◆ THE PROBLEM ◆
Check each line of the material below for the string "legend", then report how many lines have it, and nothing else.

◆ RECORDS FOR PROCESSING ◆
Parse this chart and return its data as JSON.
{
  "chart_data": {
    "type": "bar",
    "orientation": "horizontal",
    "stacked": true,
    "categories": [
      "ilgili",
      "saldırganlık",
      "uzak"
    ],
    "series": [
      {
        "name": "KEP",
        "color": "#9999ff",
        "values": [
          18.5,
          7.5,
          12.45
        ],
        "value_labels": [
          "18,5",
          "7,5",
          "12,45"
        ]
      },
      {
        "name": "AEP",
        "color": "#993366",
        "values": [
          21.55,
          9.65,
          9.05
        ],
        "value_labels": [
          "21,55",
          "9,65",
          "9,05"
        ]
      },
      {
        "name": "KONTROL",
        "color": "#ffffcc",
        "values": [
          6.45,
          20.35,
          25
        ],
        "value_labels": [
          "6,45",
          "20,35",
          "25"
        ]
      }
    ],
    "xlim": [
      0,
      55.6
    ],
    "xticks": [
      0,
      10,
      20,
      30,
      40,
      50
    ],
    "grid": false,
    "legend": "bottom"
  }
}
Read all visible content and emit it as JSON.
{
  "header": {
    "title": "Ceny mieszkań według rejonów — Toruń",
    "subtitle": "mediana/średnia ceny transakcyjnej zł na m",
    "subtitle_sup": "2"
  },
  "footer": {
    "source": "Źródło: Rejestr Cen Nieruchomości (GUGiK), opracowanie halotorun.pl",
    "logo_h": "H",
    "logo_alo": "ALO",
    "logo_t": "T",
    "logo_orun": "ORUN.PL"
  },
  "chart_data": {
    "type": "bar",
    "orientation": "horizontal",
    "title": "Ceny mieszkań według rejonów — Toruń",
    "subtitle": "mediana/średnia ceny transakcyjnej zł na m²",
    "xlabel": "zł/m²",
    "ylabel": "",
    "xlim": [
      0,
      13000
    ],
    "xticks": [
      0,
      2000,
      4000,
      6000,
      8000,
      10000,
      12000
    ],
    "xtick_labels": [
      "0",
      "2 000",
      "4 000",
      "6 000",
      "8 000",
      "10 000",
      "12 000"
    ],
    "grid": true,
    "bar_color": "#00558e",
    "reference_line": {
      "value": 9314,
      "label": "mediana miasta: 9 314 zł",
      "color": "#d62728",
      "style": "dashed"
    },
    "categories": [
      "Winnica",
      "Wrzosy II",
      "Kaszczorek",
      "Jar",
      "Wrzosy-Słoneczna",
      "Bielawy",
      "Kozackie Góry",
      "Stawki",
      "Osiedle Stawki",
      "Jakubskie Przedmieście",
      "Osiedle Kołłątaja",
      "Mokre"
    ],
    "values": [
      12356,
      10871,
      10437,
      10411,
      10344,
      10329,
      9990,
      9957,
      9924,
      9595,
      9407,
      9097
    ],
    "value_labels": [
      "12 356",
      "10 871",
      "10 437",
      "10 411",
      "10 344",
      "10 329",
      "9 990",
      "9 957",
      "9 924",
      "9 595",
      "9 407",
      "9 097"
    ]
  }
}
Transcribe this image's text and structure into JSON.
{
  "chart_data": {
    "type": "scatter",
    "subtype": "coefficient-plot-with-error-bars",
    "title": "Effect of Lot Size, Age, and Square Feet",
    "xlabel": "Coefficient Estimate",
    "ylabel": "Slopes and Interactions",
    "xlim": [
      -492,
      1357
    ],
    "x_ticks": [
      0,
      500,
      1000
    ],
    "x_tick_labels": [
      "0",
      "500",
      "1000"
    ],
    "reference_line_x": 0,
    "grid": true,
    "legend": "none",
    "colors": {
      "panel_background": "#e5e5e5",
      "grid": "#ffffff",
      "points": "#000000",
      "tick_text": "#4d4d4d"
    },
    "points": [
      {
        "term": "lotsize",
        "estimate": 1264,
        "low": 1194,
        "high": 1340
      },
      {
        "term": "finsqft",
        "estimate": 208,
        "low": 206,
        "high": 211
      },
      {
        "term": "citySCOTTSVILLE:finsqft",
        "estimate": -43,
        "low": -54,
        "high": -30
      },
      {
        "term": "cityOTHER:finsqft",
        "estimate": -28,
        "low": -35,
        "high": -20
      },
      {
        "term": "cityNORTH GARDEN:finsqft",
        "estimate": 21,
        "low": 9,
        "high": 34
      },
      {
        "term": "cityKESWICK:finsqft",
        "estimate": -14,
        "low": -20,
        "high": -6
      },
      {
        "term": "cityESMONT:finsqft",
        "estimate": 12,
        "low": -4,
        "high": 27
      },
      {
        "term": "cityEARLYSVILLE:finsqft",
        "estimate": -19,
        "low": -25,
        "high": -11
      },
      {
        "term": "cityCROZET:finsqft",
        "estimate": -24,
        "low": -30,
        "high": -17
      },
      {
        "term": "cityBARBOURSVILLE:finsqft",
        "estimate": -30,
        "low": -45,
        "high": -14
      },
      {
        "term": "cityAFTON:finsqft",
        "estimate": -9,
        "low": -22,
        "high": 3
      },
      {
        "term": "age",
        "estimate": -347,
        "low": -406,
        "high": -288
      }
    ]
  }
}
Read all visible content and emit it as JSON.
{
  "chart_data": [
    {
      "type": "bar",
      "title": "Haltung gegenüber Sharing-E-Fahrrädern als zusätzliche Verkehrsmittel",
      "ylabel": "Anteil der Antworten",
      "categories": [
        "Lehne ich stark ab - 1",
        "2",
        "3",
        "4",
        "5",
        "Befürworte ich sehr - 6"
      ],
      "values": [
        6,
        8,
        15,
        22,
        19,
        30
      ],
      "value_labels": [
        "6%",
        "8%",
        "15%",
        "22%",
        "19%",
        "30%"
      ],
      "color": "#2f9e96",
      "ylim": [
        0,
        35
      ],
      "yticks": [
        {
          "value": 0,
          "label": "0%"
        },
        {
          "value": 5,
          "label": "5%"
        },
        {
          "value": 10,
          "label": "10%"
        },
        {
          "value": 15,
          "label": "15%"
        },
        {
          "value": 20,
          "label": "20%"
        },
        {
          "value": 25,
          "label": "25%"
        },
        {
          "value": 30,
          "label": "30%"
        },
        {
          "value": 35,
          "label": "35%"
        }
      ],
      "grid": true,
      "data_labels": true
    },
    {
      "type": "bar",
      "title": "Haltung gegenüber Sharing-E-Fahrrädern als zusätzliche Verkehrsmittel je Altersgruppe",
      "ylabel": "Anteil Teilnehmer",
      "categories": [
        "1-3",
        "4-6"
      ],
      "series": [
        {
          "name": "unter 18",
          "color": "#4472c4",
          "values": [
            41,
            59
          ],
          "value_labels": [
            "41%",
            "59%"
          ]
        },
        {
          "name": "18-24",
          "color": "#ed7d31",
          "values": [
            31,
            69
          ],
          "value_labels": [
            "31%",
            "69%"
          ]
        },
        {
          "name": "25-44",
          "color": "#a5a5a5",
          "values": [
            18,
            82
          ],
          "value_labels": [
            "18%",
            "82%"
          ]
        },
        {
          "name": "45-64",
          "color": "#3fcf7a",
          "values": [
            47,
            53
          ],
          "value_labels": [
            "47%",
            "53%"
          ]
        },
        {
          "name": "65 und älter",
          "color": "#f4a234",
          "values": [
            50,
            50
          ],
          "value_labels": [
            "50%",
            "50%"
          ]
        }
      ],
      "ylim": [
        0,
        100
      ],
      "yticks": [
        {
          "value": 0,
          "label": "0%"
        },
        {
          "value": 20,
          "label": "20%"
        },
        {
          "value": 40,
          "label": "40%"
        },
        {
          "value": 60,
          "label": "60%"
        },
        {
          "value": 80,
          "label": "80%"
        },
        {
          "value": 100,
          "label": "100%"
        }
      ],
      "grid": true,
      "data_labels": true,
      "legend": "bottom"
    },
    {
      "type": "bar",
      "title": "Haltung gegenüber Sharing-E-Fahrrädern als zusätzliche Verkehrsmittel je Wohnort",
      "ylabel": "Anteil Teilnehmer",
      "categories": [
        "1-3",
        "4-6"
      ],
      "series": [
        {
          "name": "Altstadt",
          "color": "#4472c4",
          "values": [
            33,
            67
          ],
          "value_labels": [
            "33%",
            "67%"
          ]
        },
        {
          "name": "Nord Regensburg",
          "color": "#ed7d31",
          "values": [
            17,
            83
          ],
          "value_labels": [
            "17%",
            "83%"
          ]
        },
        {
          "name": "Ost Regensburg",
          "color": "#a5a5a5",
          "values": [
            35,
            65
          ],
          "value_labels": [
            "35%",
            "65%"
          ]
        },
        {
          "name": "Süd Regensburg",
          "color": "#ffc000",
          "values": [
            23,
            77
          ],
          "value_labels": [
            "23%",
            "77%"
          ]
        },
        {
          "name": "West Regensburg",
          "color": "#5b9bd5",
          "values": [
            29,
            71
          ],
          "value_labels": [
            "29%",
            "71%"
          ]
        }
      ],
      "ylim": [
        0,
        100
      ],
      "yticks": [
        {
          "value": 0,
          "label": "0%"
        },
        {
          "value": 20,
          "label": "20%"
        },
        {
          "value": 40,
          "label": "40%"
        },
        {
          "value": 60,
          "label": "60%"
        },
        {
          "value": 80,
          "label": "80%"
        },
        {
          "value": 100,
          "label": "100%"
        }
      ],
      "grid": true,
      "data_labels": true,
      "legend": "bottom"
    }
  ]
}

◆ CORRECT RESULT ◆
4